------ Entries provided ------

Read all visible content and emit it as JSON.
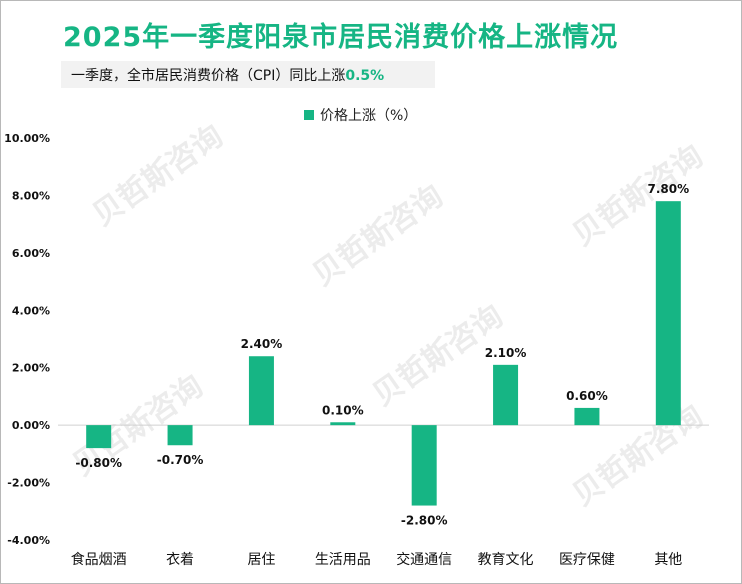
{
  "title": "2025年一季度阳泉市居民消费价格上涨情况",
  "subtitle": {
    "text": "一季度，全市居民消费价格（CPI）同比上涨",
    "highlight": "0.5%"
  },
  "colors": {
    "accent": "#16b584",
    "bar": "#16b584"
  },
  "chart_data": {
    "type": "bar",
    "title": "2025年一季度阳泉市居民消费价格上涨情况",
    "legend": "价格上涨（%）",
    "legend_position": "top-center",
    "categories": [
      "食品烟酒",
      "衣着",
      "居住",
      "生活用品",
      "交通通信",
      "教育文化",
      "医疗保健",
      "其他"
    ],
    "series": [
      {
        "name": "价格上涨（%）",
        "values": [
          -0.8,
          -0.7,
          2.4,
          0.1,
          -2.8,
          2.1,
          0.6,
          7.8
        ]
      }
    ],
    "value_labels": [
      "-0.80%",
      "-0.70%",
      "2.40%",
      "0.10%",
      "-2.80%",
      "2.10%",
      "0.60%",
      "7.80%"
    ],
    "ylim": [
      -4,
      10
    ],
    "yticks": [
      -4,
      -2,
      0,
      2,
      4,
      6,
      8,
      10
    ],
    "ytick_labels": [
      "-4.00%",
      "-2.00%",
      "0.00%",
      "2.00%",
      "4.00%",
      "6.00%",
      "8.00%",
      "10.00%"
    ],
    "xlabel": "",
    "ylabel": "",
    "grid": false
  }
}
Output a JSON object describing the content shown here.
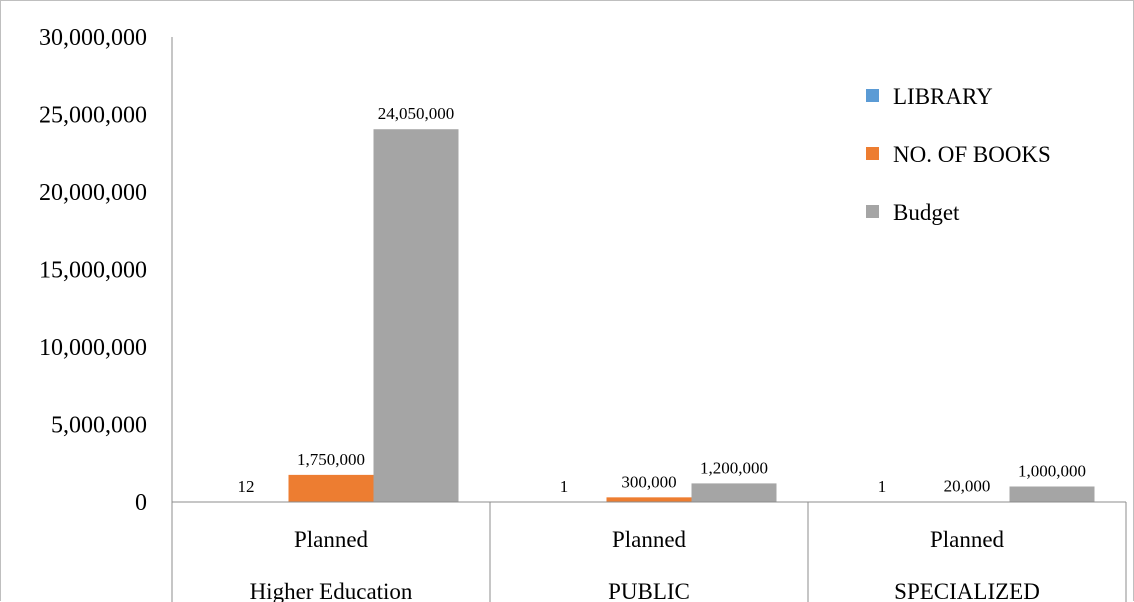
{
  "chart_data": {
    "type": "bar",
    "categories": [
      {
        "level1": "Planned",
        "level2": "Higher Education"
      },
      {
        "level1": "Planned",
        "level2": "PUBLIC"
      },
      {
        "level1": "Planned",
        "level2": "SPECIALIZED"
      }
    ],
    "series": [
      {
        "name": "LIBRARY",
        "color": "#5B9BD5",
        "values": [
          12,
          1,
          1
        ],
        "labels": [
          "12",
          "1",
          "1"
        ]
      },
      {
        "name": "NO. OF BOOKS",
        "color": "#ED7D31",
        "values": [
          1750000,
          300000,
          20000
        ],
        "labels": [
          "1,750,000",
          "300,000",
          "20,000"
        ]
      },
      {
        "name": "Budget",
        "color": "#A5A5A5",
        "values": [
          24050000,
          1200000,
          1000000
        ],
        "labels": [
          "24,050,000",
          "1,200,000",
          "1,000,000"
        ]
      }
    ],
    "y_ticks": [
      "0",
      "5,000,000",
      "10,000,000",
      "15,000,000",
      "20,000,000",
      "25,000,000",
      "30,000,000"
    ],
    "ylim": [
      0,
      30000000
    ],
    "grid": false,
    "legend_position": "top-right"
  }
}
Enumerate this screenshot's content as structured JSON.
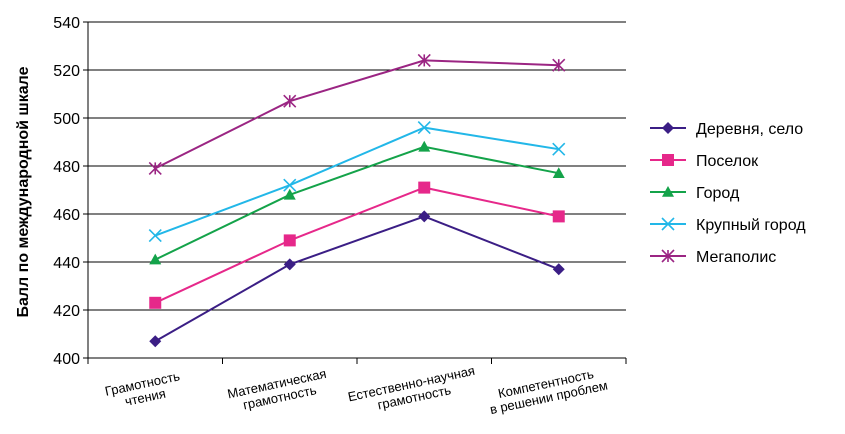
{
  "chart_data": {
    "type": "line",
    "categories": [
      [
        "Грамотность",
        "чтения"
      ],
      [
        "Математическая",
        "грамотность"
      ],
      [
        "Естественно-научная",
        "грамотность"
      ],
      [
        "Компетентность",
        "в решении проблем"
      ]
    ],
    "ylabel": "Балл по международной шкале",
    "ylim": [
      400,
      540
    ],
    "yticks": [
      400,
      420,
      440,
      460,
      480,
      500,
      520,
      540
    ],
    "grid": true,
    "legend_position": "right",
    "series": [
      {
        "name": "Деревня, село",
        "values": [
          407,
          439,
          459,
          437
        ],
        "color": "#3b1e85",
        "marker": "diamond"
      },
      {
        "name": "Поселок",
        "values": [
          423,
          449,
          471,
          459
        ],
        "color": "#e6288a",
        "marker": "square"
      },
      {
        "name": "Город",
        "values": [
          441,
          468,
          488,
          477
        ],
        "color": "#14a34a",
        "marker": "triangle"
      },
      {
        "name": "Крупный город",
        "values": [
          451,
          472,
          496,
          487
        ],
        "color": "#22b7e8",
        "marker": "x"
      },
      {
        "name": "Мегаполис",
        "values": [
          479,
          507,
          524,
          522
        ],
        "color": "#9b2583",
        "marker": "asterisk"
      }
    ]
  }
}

------

Extract all lines from the material above that include the word "right".

**Output below:**
    "legend_position": "top-right"
    "legend_position": "right",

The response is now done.